EXERCISE INPUT:
=-=-=

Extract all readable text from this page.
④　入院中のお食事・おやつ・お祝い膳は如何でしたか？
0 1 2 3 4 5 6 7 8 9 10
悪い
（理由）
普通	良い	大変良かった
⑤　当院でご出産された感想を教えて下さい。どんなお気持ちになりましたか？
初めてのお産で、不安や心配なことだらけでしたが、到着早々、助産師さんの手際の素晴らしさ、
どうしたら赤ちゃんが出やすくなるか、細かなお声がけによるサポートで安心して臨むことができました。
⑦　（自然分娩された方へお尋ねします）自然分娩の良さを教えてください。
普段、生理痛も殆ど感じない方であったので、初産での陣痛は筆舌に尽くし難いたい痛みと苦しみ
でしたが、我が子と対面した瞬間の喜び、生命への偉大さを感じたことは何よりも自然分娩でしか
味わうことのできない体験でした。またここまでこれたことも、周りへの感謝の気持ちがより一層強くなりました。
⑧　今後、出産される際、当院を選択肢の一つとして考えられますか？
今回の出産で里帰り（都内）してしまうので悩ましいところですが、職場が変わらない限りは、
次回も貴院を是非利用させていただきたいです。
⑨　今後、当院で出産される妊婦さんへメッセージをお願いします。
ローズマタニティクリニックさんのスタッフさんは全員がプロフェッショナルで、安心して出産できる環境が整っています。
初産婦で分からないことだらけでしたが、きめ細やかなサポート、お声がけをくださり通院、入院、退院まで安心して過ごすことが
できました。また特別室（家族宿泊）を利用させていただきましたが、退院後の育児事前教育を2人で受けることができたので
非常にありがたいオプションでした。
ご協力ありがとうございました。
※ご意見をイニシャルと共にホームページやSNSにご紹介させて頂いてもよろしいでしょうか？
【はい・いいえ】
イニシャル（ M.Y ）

=-=-=

STATED EXERCISE:
Every line above should be written out again exactly as it stands.

ANSWER FOR THE TASK:
Extract all readable text from this page.
④　入院中のお食事・おやつ・お祝い膳は如何でしたか？
0 1 2 3 4 5 6 7 8 9 10
悪い
（理由）
普通	良い	大変良かった
⑤　当院でご出産された感想を教えて下さい。どんなお気持ちになりましたか？
初めてのお産で、不安や心配なことだらけでしたが、到着早々、助産師さんの手際の素晴らしさ、
どうしたら赤ちゃんが出やすくなるか、細かなお声がけによるサポートで安心して臨むことができました。
⑦　（自然分娩された方へお尋ねします）自然分娩の良さを教えてください。
普段、生理痛も殆ど感じない方であったので、初産での陣痛は筆舌に尽くし難いたい痛みと苦しみ
でしたが、我が子と対面した瞬間の喜び、生命への偉大さを感じたことは何よりも自然分娩でしか
味わうことのできない体験でした。またここまでこれたことも、周りへの感謝の気持ちがより一層強くなりました。
⑧　今後、出産される際、当院を選択肢の一つとして考えられますか？
今回の出産で里帰り（都内）してしまうので悩ましいところですが、職場が変わらない限りは、
次回も貴院を是非利用させていただきたいです。
⑨　今後、当院で出産される妊婦さんへメッセージをお願いします。
ローズマタニティクリニックさんのスタッフさんは全員がプロフェッショナルで、安心して出産できる環境が整っています。
初産婦で分からないことだらけでしたが、きめ細やかなサポート、お声がけをくださり通院、入院、退院まで安心して過ごすことが
できました。また特別室（家族宿泊）を利用させていただきましたが、退院後の育児事前教育を2人で受けることができたので
非常にありがたいオプションでした。
ご協力ありがとうございました。
※ご意見をイニシャルと共にホームページやSNSにご紹介させて頂いてもよろしいでしょうか？
【はい・いいえ】
イニシャル（ M.Y ）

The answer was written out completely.